** Begin **

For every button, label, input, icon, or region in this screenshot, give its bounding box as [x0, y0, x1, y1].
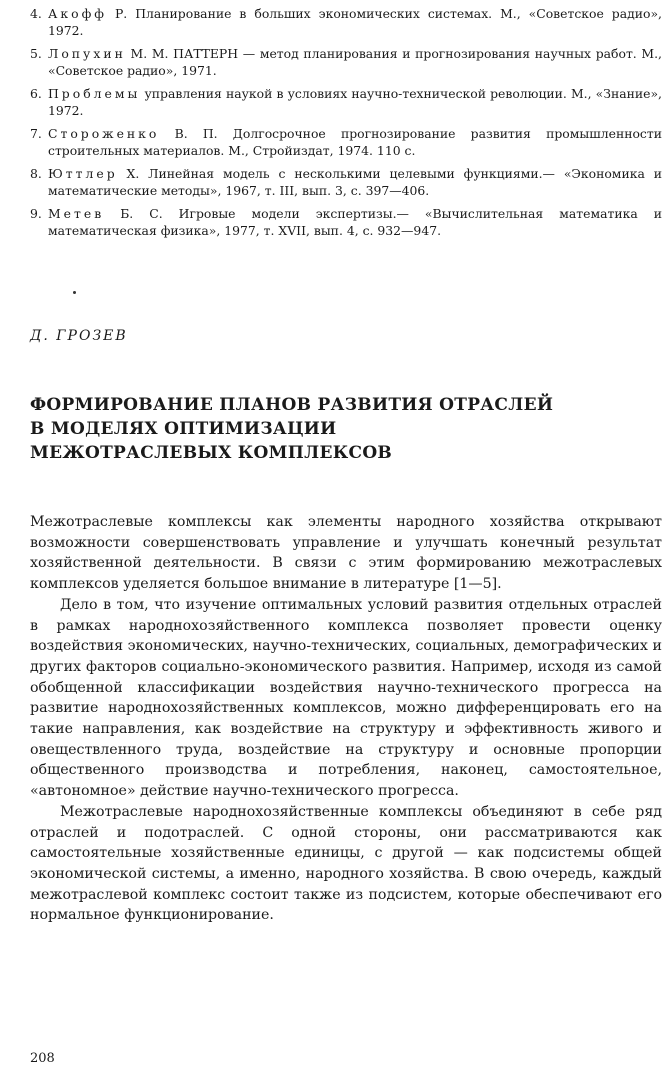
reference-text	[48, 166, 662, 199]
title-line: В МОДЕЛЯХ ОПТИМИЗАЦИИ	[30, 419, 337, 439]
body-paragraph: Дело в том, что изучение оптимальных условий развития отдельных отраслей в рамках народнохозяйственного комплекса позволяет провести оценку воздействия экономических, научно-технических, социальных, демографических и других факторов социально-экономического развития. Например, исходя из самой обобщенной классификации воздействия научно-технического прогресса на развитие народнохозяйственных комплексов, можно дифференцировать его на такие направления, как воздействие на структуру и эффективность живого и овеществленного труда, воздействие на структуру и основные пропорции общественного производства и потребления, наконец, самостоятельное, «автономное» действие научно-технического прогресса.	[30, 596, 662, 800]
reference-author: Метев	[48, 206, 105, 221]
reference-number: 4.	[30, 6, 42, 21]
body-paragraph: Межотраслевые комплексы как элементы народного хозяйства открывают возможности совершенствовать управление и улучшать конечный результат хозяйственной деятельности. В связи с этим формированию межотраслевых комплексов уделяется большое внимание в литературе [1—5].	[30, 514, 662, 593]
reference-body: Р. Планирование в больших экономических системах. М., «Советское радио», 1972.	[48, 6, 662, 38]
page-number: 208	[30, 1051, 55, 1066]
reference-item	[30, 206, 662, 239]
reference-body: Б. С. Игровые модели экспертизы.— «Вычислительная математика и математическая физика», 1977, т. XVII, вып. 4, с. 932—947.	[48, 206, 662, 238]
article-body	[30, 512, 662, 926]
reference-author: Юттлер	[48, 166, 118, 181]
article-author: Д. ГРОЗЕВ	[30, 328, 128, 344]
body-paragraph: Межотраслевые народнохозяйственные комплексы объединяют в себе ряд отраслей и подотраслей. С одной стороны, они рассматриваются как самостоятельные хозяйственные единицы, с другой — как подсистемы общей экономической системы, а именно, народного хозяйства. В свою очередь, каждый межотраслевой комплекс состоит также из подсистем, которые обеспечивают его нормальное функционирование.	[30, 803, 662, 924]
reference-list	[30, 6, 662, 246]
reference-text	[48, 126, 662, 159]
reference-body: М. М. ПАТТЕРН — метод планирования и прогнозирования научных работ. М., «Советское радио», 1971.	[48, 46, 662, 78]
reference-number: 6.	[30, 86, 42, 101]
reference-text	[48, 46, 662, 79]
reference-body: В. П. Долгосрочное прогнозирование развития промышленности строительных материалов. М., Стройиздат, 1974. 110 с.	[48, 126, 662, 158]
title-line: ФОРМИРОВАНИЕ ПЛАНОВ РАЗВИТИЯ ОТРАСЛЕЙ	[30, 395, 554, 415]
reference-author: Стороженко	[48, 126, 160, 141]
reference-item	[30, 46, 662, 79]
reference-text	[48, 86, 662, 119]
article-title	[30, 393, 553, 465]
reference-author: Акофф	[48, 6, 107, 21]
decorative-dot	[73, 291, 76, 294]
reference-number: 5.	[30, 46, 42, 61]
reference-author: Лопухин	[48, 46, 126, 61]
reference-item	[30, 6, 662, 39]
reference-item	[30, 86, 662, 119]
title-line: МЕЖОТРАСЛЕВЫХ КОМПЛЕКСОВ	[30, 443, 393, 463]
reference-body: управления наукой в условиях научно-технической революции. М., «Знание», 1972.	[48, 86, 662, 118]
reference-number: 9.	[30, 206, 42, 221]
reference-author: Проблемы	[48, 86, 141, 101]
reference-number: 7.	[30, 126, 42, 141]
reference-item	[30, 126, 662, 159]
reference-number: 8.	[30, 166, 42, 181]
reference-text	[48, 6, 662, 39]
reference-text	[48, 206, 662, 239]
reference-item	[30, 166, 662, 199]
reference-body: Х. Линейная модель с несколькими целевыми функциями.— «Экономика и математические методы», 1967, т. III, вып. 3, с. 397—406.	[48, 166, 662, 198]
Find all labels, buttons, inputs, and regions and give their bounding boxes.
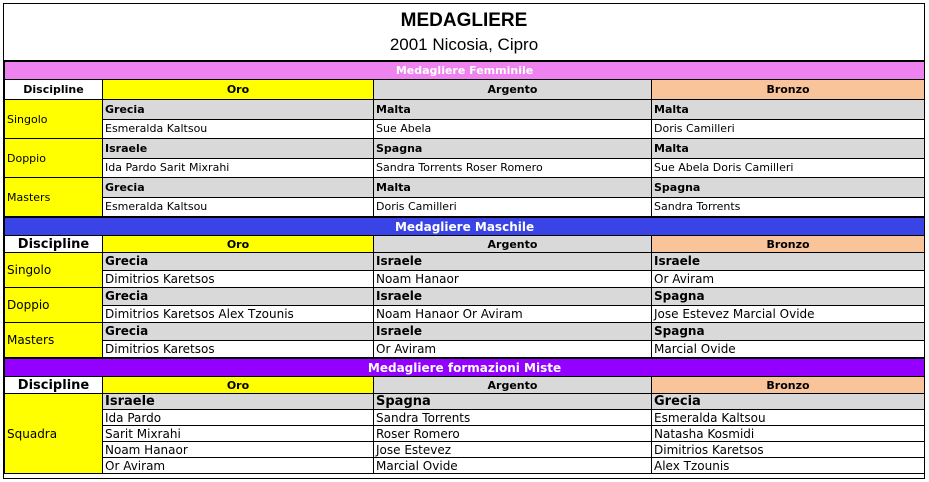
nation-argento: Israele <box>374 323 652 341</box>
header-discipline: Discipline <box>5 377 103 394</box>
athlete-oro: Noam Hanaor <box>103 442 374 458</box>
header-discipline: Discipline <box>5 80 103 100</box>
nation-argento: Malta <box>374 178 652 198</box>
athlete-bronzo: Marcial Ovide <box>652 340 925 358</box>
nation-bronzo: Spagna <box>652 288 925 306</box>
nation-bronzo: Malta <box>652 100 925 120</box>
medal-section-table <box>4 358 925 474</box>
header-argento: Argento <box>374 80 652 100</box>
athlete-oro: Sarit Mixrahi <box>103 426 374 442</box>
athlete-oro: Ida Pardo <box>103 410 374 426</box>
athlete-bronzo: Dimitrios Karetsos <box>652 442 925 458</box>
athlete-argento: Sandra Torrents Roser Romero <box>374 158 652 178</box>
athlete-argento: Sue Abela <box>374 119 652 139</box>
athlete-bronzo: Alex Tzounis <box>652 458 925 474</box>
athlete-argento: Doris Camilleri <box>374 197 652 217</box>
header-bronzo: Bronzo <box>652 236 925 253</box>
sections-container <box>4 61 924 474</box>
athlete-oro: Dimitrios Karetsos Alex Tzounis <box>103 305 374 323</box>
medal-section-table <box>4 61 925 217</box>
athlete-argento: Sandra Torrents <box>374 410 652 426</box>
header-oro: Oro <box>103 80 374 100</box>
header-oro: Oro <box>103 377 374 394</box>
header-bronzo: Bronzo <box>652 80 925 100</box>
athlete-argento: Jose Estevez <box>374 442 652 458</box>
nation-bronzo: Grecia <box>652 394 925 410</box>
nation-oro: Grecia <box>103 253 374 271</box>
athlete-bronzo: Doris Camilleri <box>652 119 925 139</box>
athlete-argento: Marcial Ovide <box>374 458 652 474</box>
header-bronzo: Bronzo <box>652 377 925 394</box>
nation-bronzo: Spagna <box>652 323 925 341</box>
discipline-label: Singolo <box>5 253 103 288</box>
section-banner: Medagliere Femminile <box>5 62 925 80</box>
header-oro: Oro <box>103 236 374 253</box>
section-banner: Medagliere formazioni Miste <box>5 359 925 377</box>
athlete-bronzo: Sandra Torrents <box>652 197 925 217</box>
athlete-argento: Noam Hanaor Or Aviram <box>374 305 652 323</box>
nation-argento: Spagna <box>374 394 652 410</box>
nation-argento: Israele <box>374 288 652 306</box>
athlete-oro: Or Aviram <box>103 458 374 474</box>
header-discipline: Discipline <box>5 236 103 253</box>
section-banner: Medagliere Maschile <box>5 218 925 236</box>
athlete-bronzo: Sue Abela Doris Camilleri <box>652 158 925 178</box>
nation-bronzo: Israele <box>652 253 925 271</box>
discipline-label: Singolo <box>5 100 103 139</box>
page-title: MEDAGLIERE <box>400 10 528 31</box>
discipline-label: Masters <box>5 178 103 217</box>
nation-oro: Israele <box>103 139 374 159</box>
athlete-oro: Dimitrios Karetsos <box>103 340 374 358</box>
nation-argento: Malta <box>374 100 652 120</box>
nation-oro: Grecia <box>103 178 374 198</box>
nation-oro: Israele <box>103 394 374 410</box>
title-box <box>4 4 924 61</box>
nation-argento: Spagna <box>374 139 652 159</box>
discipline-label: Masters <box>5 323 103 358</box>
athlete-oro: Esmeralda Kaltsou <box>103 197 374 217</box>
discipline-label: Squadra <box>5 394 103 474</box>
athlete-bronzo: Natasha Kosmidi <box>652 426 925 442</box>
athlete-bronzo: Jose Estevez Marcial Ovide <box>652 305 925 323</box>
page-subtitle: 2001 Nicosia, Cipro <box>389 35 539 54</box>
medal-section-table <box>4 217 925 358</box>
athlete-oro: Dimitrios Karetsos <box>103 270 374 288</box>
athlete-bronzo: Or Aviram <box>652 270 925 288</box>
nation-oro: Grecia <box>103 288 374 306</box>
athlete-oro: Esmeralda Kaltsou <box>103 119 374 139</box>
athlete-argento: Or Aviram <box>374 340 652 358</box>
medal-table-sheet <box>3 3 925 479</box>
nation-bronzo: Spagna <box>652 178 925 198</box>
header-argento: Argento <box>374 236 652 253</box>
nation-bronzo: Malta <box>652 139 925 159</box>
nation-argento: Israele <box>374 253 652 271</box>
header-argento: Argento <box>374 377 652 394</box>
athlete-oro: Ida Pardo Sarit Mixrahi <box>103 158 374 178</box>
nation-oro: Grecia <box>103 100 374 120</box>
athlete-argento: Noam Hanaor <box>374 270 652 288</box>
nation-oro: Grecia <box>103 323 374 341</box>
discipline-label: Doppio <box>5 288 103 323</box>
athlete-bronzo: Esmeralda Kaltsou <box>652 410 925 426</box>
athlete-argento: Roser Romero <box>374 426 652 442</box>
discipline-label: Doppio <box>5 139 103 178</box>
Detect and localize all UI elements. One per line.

** End **

- **THE REQUEST**: Retype the lines starting at the one that contains "nation-argento: Israele <box>374 323" and ending at the one that contains "nation-argento: Malta <box>374 178", both included, with no changes.

- **RESPONSE**:
nation-argento: Israele <box>374 323 652 341</box>
header-discipline: Discipline <box>5 377 103 394</box>
athlete-oro: Noam Hanaor <box>103 442 374 458</box>
header-discipline: Discipline <box>5 80 103 100</box>
nation-argento: Malta <box>374 178 652 198</box>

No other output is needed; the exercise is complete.